Rows from a dataset

START

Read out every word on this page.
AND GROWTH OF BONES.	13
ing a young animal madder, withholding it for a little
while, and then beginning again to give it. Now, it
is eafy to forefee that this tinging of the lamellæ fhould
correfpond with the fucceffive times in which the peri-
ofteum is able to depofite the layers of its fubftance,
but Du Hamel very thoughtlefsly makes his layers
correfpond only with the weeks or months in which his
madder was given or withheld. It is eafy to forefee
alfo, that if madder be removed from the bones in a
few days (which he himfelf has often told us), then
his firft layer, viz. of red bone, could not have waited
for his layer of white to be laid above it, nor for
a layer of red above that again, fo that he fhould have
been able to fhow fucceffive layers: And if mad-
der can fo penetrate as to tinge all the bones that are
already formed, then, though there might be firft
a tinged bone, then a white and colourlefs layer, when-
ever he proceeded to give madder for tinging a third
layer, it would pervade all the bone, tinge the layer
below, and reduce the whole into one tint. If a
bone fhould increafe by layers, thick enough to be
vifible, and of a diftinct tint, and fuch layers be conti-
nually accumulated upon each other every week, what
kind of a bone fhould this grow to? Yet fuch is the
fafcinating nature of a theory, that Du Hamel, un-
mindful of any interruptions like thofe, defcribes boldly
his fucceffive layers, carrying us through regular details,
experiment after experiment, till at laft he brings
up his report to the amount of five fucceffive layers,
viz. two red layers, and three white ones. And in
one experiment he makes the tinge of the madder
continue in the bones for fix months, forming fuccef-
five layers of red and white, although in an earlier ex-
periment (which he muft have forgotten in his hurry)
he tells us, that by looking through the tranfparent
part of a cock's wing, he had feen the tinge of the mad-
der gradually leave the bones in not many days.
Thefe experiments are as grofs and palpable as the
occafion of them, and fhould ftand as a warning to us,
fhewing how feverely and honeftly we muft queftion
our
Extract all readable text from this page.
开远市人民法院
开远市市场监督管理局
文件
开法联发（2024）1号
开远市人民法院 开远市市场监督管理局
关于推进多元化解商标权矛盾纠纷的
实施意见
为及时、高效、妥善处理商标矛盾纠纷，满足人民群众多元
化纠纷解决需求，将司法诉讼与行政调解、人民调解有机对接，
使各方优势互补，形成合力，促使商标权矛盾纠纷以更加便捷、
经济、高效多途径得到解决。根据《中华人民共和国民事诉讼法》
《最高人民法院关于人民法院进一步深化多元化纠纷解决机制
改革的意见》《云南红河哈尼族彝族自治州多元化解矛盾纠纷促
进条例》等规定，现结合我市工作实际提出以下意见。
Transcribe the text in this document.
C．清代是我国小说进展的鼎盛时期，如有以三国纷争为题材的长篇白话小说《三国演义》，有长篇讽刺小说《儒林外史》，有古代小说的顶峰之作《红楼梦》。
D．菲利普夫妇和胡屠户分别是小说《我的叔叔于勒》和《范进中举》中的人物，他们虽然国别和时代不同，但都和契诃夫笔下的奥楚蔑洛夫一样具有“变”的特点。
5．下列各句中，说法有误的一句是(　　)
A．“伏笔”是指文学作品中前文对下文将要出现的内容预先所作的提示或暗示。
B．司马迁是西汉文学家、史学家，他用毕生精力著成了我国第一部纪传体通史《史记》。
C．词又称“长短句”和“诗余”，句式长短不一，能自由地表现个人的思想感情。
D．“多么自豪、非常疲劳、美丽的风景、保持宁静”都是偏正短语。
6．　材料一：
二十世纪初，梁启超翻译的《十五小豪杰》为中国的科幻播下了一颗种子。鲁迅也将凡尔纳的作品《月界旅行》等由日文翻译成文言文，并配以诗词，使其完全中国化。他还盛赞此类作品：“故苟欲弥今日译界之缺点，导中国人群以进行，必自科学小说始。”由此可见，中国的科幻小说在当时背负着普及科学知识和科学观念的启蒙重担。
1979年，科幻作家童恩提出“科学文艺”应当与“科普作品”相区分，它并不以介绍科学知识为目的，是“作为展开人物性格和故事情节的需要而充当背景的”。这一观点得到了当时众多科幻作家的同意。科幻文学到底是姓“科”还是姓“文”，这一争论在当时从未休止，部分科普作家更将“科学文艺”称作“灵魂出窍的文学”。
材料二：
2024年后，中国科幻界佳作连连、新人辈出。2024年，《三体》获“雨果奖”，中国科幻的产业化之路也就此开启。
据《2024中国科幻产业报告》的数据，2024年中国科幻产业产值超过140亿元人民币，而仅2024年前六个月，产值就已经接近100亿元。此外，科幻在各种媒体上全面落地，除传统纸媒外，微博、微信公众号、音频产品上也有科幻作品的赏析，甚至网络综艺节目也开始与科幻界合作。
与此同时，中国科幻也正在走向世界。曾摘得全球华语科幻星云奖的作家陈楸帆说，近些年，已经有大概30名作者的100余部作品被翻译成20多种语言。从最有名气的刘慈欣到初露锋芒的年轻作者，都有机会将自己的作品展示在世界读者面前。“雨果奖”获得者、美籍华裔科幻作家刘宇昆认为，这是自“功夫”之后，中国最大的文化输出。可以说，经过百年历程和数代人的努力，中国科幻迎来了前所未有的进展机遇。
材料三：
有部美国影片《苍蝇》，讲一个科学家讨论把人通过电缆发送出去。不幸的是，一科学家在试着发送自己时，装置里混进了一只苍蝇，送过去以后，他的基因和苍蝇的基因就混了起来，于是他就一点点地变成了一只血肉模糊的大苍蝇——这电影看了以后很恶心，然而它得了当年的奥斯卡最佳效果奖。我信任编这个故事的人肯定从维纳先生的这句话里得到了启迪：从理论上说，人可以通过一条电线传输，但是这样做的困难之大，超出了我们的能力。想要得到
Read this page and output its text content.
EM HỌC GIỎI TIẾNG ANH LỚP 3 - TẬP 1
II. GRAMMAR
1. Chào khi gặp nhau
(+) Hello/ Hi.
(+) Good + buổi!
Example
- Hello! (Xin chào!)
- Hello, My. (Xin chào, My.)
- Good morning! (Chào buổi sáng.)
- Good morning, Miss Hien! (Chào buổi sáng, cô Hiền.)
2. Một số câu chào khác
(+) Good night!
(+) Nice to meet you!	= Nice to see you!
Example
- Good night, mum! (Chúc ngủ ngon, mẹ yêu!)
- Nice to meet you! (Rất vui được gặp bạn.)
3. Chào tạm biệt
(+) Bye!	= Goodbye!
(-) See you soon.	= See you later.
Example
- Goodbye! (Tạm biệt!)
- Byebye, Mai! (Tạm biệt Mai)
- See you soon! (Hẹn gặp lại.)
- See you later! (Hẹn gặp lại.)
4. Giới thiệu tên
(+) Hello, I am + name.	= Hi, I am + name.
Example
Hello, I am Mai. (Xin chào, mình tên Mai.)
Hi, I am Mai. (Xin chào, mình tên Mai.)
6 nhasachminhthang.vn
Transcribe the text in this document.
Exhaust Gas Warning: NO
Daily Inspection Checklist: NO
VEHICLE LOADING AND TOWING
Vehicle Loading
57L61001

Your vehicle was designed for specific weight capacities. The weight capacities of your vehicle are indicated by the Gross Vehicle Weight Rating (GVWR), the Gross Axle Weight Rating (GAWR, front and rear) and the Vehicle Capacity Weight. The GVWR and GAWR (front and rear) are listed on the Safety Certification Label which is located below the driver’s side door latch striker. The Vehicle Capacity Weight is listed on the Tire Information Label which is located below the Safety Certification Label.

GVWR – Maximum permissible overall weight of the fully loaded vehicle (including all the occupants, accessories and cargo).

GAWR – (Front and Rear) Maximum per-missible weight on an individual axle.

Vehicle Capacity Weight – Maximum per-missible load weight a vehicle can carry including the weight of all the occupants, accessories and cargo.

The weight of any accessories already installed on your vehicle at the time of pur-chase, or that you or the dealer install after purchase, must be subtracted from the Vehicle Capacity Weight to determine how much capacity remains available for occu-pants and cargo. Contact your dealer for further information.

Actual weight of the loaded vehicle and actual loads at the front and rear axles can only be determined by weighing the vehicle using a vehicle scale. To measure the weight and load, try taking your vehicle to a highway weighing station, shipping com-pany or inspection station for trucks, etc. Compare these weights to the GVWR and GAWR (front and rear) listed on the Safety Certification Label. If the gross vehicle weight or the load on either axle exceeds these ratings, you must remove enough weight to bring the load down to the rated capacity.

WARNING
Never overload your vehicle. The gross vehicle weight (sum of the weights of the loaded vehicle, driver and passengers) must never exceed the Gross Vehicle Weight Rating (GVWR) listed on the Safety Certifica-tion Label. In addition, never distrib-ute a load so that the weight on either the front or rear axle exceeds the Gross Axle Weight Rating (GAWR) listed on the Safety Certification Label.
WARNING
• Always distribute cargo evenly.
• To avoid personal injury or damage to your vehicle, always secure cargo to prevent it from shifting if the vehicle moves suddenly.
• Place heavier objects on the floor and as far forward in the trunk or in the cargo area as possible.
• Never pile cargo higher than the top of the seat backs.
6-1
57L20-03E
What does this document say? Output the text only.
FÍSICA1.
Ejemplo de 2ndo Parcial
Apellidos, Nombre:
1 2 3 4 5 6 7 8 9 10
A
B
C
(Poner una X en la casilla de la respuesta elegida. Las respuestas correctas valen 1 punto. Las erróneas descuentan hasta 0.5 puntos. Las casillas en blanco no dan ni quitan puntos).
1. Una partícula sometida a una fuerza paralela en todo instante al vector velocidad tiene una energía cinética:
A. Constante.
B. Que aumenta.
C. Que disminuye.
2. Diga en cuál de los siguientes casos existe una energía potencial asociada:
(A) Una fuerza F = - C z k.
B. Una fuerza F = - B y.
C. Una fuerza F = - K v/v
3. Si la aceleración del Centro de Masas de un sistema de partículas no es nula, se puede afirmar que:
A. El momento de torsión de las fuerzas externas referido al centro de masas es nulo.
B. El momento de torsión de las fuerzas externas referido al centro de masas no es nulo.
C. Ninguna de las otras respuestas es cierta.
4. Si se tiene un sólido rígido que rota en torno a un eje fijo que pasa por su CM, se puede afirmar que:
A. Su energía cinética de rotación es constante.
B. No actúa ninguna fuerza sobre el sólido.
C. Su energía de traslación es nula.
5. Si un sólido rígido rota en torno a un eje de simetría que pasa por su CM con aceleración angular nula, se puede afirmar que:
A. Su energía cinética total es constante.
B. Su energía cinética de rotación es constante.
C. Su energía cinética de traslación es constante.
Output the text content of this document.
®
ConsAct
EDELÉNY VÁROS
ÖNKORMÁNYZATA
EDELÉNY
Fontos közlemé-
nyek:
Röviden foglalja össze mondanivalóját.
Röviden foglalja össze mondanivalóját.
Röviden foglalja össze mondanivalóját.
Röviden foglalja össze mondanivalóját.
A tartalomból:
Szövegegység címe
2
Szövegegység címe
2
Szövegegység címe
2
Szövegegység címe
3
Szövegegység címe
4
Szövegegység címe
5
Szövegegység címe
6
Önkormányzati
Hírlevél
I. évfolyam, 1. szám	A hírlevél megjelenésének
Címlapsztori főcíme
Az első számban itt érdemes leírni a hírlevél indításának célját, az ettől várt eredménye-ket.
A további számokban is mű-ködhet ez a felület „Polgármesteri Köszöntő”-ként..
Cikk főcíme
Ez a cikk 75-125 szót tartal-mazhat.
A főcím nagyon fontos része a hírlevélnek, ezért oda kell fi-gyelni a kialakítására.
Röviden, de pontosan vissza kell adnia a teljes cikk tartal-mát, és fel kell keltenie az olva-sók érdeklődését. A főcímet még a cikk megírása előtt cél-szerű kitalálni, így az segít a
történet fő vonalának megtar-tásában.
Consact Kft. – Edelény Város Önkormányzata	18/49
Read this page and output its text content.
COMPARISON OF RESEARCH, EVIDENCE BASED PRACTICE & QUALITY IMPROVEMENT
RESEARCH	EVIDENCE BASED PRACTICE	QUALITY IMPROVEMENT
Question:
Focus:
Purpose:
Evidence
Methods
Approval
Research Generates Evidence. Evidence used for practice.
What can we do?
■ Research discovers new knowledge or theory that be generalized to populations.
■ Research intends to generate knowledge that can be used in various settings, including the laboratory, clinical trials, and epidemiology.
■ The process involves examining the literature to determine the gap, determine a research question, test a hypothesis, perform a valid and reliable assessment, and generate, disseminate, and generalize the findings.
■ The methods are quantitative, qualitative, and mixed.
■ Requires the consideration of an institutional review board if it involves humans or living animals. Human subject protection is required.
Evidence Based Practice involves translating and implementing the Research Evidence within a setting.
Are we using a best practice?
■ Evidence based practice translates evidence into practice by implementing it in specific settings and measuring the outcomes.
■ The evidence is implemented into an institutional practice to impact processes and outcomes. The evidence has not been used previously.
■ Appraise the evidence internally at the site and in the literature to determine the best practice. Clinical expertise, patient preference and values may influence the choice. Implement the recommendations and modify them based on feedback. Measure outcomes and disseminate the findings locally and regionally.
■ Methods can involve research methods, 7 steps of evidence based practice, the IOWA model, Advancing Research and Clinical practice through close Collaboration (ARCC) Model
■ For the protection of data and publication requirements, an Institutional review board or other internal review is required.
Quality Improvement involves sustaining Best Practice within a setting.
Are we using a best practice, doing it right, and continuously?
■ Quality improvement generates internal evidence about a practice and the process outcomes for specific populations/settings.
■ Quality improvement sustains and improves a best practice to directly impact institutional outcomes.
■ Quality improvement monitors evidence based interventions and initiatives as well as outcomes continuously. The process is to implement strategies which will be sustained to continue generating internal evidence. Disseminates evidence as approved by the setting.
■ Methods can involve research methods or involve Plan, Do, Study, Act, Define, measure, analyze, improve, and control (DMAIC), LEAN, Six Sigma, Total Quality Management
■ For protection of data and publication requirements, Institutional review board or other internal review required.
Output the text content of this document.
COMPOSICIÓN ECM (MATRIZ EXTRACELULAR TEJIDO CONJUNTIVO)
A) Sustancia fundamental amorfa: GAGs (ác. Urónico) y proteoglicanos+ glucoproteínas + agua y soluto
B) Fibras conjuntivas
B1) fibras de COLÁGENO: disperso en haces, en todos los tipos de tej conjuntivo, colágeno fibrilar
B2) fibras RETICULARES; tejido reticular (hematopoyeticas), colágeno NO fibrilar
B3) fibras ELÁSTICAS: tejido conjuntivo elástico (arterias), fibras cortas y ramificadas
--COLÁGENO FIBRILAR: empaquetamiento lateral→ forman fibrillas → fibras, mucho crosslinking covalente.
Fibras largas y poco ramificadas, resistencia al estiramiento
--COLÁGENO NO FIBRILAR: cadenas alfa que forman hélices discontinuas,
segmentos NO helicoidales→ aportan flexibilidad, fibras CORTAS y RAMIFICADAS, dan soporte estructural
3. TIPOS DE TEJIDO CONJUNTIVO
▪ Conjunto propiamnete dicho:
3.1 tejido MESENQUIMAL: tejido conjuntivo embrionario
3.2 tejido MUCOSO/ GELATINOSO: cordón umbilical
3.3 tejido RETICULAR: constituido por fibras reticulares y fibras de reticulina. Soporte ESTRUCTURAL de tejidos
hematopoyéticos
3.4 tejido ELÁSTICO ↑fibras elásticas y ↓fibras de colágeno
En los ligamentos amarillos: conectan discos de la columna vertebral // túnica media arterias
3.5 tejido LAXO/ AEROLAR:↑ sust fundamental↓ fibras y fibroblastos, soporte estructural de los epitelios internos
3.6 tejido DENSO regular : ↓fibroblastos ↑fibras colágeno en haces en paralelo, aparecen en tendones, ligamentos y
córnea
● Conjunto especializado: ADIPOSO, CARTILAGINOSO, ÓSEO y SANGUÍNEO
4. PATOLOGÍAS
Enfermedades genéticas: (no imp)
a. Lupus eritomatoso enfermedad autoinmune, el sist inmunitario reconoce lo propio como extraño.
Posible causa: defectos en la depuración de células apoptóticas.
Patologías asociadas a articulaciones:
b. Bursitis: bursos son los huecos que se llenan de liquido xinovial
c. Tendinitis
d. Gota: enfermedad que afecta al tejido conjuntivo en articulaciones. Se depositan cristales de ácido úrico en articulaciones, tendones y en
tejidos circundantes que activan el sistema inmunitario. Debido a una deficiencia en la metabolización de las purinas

END

Return all the lines that contain the string "forefee".

is eafy to forefee that this tinging of the lamellæ fhould
madder was given or withheld. It is eafy to forefee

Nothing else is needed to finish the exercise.